Repeat verbatim each line from the line with "Convert this screenshot" to the end of the entries. Pictures do not belong in the copy.

• [Data shown]
— BEGIN —
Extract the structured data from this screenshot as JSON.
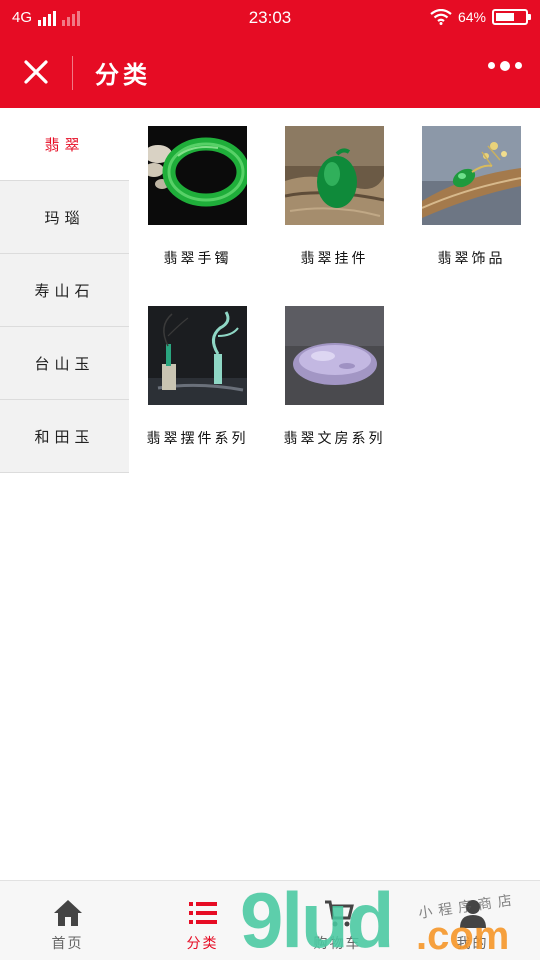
{
  "status_bar": {
    "network": "4G",
    "time": "23:03",
    "battery_percent": "64%",
    "battery_level": 0.64
  },
  "title_bar": {
    "title": "分类",
    "close_icon": "close-icon",
    "more_icon": "more-dots-icon"
  },
  "sidebar": {
    "items": [
      {
        "label": "翡翠",
        "active": true
      },
      {
        "label": "玛瑙",
        "active": false
      },
      {
        "label": "寿山石",
        "active": false
      },
      {
        "label": "台山玉",
        "active": false
      },
      {
        "label": "和田玉",
        "active": false
      }
    ]
  },
  "products": [
    {
      "label": "翡翠手镯",
      "image": "green-jade-bangle"
    },
    {
      "label": "翡翠挂件",
      "image": "jade-pendant-on-wood"
    },
    {
      "label": "翡翠饰品",
      "image": "jade-brooch-on-branch"
    },
    {
      "label": "翡翠摆件系列",
      "image": "jade-figurine-ornament"
    },
    {
      "label": "翡翠文房系列",
      "image": "lavender-jade-stone"
    }
  ],
  "tabbar": {
    "items": [
      {
        "label": "首页",
        "icon": "home-icon",
        "active": false
      },
      {
        "label": "分类",
        "icon": "list-icon",
        "active": true
      },
      {
        "label": "购物车",
        "icon": "cart-icon",
        "active": false
      },
      {
        "label": "我的",
        "icon": "user-icon",
        "active": false
      }
    ]
  },
  "watermark": {
    "brand": "9lud",
    "domain": ".com",
    "tagline": "小程序商店"
  },
  "colors": {
    "brand_red": "#e60c24",
    "sidebar_bg": "#f2f2f2"
  }
}
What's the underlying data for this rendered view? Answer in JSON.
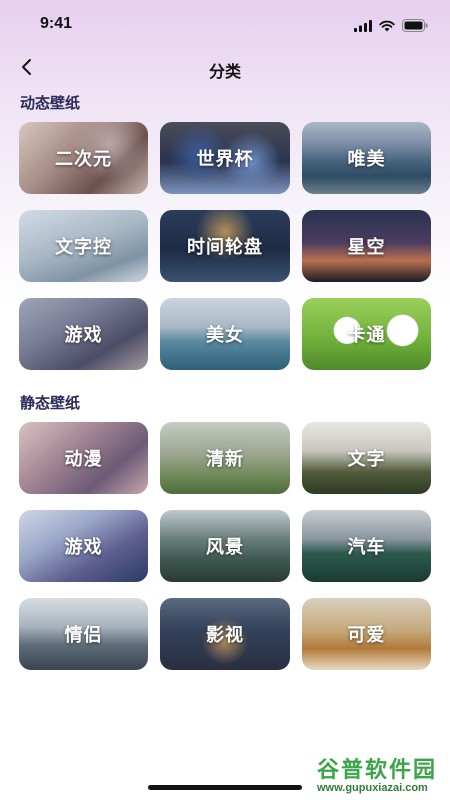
{
  "status_bar": {
    "time": "9:41"
  },
  "header": {
    "title": "分类"
  },
  "sections": [
    {
      "title": "动态壁纸",
      "items": [
        {
          "label": "二次元"
        },
        {
          "label": "世界杯"
        },
        {
          "label": "唯美"
        },
        {
          "label": "文字控"
        },
        {
          "label": "时间轮盘"
        },
        {
          "label": "星空"
        },
        {
          "label": "游戏"
        },
        {
          "label": "美女"
        },
        {
          "label": "卡通"
        }
      ]
    },
    {
      "title": "静态壁纸",
      "items": [
        {
          "label": "动漫"
        },
        {
          "label": "清新"
        },
        {
          "label": "文字"
        },
        {
          "label": "游戏"
        },
        {
          "label": "风景"
        },
        {
          "label": "汽车"
        },
        {
          "label": "情侣"
        },
        {
          "label": "影视"
        },
        {
          "label": "可爱"
        }
      ]
    }
  ],
  "watermark": {
    "name": "谷普软件园",
    "url": "www.gupuxiazai.com"
  }
}
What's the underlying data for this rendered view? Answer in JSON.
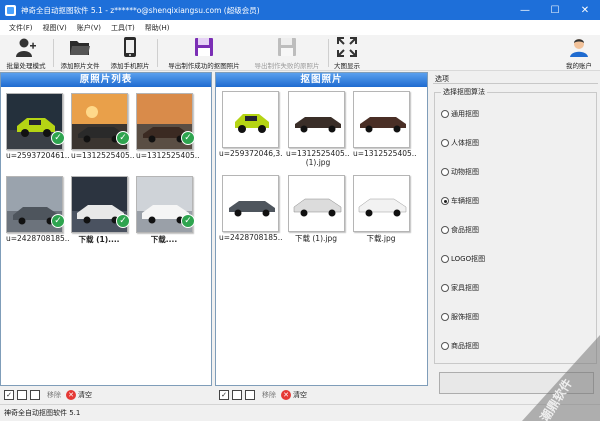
{
  "window": {
    "title": "神奇全自动抠图软件 5.1 - z******o@shenqixiangsu.com (超级会员)",
    "controls": {
      "minimize": "—",
      "maximize": "☐",
      "close": "✕"
    }
  },
  "menu": [
    "文件(F)",
    "视图(V)",
    "账户(V)",
    "工具(T)",
    "帮助(H)"
  ],
  "toolbar": {
    "batch": "批量处理模式",
    "add_file": "添加照片文件",
    "add_phone": "添加手机照片",
    "export_success": "导出制作成功的抠图照片",
    "export_fail": "导出制作失败的原照片",
    "fullscreen": "大图显示",
    "account": "我的账户"
  },
  "left_panel": {
    "title": "原照片列表",
    "captions": [
      "u=2593720461...",
      "u=1312525405...",
      "u=1312525405...",
      "u=2428708185...",
      "下载 (1)....",
      "下载...."
    ]
  },
  "mid_panel": {
    "title": "抠图照片",
    "captions": [
      "u=259372046,3...",
      "u=1312525405...",
      "u=1312525405...",
      "u=2428708185...",
      "下载 (1).jpg",
      "下载.jpg"
    ],
    "captions_line2": [
      "",
      "(1).jpg",
      "",
      "",
      "",
      ""
    ]
  },
  "bottom": {
    "delete": "移除",
    "clear": "清空"
  },
  "options": {
    "title": "选项",
    "group_title": "选择抠图算法",
    "algorithms": [
      "通用抠图",
      "人体抠图",
      "动物抠图",
      "车辆抠图",
      "食品抠图",
      "LOGO抠图",
      "家具抠图",
      "服饰抠图",
      "商品抠图"
    ],
    "selected": "车辆抠图"
  },
  "status": "神奇全自动抠图软件 5.1",
  "watermark": "潮鼎软件"
}
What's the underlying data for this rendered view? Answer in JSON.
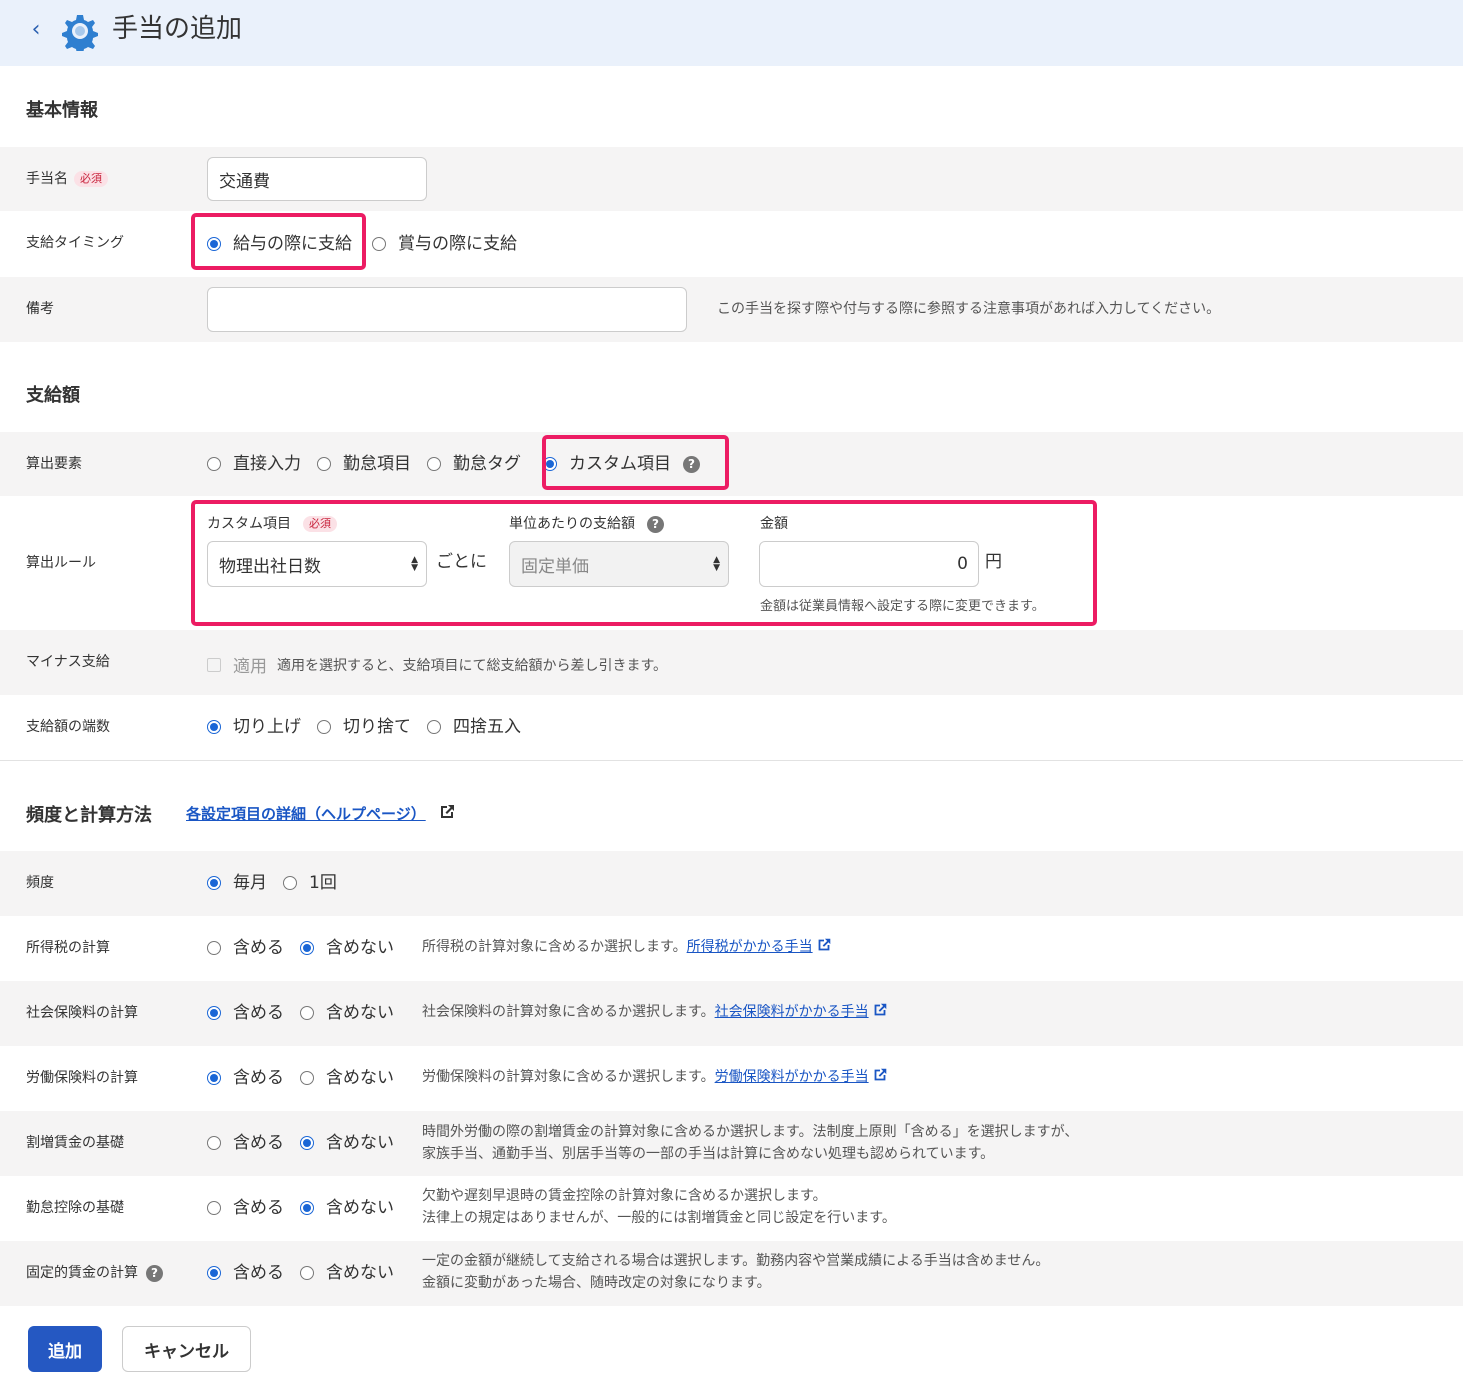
{
  "header": {
    "title": "手当の追加",
    "back_icon": "chevron-left-icon",
    "settings_icon": "gear-icon"
  },
  "basic": {
    "section_title": "基本情報",
    "name_label": "手当名",
    "required_badge": "必須",
    "name_value": "交通費",
    "timing_label": "支給タイミング",
    "timing_options": [
      "給与の際に支給",
      "賞与の際に支給"
    ],
    "remarks_label": "備考",
    "remarks_value": "",
    "remarks_note": "この手当を探す際や付与する際に参照する注意事項があれば入力してください。"
  },
  "amount": {
    "section_title": "支給額",
    "element_label": "算出要素",
    "element_options": [
      "直接入力",
      "勤怠項目",
      "勤怠タグ",
      "カスタム項目"
    ],
    "rule_label": "算出ルール",
    "custom_item_label": "カスタム項目",
    "custom_item_value": "物理出社日数",
    "per_text": "ごとに",
    "unit_label": "単位あたりの支給額",
    "unit_value": "固定単価",
    "money_label": "金額",
    "money_value": "0",
    "yen": "円",
    "money_note": "金額は従業員情報へ設定する際に変更できます。",
    "minus_label": "マイナス支給",
    "minus_check_label": "適用",
    "minus_note": "適用を選択すると、支給項目にて総支給額から差し引きます。",
    "rounding_label": "支給額の端数",
    "rounding_options": [
      "切り上げ",
      "切り捨て",
      "四捨五入"
    ]
  },
  "frequency": {
    "section_title": "頻度と計算方法",
    "help_link": "各設定項目の詳細（ヘルプページ）",
    "freq_label": "頻度",
    "freq_options": [
      "毎月",
      "1回"
    ],
    "include": "含める",
    "exclude": "含めない",
    "income_tax_label": "所得税の計算",
    "income_tax_note": "所得税の計算対象に含めるか選択します。",
    "income_tax_link": "所得税がかかる手当",
    "social_label": "社会保険料の計算",
    "social_note": "社会保険料の計算対象に含めるか選択します。",
    "social_link": "社会保険料がかかる手当",
    "labor_label": "労働保険料の計算",
    "labor_note": "労働保険料の計算対象に含めるか選択します。",
    "labor_link": "労働保険料がかかる手当",
    "overtime_label": "割増賃金の基礎",
    "overtime_note_1": "時間外労働の際の割増賃金の計算対象に含めるか選択します。法制度上原則「含める」を選択しますが、",
    "overtime_note_2": "家族手当、通勤手当、別居手当等の一部の手当は計算に含めない処理も認められています。",
    "deduction_label": "勤怠控除の基礎",
    "deduction_note_1": "欠勤や遅刻早退時の賃金控除の計算対象に含めるか選択します。",
    "deduction_note_2": "法律上の規定はありませんが、一般的には割増賃金と同じ設定を行います。",
    "fixed_label": "固定的賃金の計算",
    "fixed_note_1": "一定の金額が継続して支給される場合は選択します。勤務内容や営業成績による手当は含めません。",
    "fixed_note_2": "金額に変動があった場合、随時改定の対象になります。"
  },
  "actions": {
    "submit": "追加",
    "cancel": "キャンセル"
  },
  "colors": {
    "accent": "#1a66d6",
    "highlight": "#ec1c63",
    "header_bg": "#eaf1fb",
    "primary_button": "#2558c2"
  }
}
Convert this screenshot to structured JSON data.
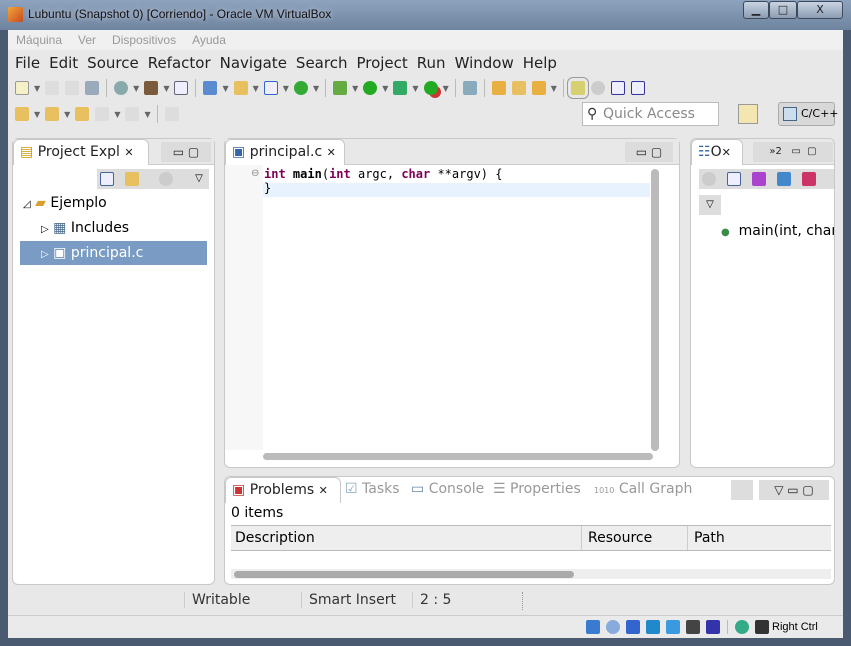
{
  "window": {
    "title": "Lubuntu (Snapshot 0) [Corriendo] - Oracle VM VirtualBox",
    "minimize": "▁",
    "maximize": "□",
    "close": "X"
  },
  "vbox_menu": [
    "Máquina",
    "Ver",
    "Dispositivos",
    "Ayuda"
  ],
  "eclipse_menu": [
    "File",
    "Edit",
    "Source",
    "Refactor",
    "Navigate",
    "Search",
    "Project",
    "Run",
    "Window",
    "Help"
  ],
  "quick_access": {
    "placeholder": "Quick Access"
  },
  "perspective": {
    "label": "C/C++"
  },
  "project_explorer": {
    "tab": "Project Expl",
    "tree": [
      {
        "label": "Ejemplo",
        "expanded": true
      },
      {
        "label": "Includes"
      },
      {
        "label": "principal.c",
        "selected": true
      }
    ]
  },
  "editor": {
    "tab": "principal.c",
    "lines": [
      {
        "kw1": "int",
        "fn": "main",
        "p1": "(",
        "kw2": "int",
        "mid": " argc, ",
        "kw3": "char",
        "rest": " **argv) {"
      },
      "",
      "}"
    ]
  },
  "outline": {
    "tab": "O",
    "overflow": "»2",
    "items": [
      "main(int, char"
    ]
  },
  "problems": {
    "tabs": [
      "Problems",
      "Tasks",
      "Console",
      "Properties",
      "Call Graph"
    ],
    "count": "0 items",
    "columns": [
      "Description",
      "Resource",
      "Path"
    ]
  },
  "status_bar": {
    "mode": "Writable",
    "insert": "Smart Insert",
    "position": "2 : 5"
  },
  "vbox_status": {
    "host_key": "Right Ctrl"
  }
}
— END —
• [Task solution]
Convert this screenshot to structured JSON data.
{
  "window": {
    "title": "Lubuntu (Snapshot 0) [Corriendo] - Oracle VM VirtualBox",
    "minimize": "▁",
    "maximize": "□",
    "close": "X"
  },
  "vbox_menu": [
    "Máquina",
    "Ver",
    "Dispositivos",
    "Ayuda"
  ],
  "eclipse_menu": [
    "File",
    "Edit",
    "Source",
    "Refactor",
    "Navigate",
    "Search",
    "Project",
    "Run",
    "Window",
    "Help"
  ],
  "quick_access": {
    "placeholder": "Quick Access"
  },
  "perspective": {
    "label": "C/C++"
  },
  "project_explorer": {
    "tab": "Project Expl",
    "tree": [
      {
        "label": "Ejemplo",
        "expanded": true
      },
      {
        "label": "Includes"
      },
      {
        "label": "principal.c",
        "selected": true
      }
    ]
  },
  "editor": {
    "tab": "principal.c",
    "lines": [
      {
        "kw1": "int",
        "fn": "main",
        "p1": "(",
        "kw2": "int",
        "mid": " argc, ",
        "kw3": "char",
        "rest": " **argv) {"
      },
      "",
      "}"
    ]
  },
  "outline": {
    "tab": "O",
    "overflow": "»2",
    "items": [
      "main(int, char"
    ]
  },
  "problems": {
    "tabs": [
      "Problems",
      "Tasks",
      "Console",
      "Properties",
      "Call Graph"
    ],
    "count": "0 items",
    "columns": [
      "Description",
      "Resource",
      "Path"
    ]
  },
  "status_bar": {
    "mode": "Writable",
    "insert": "Smart Insert",
    "position": "2 : 5"
  },
  "vbox_status": {
    "host_key": "Right Ctrl"
  }
}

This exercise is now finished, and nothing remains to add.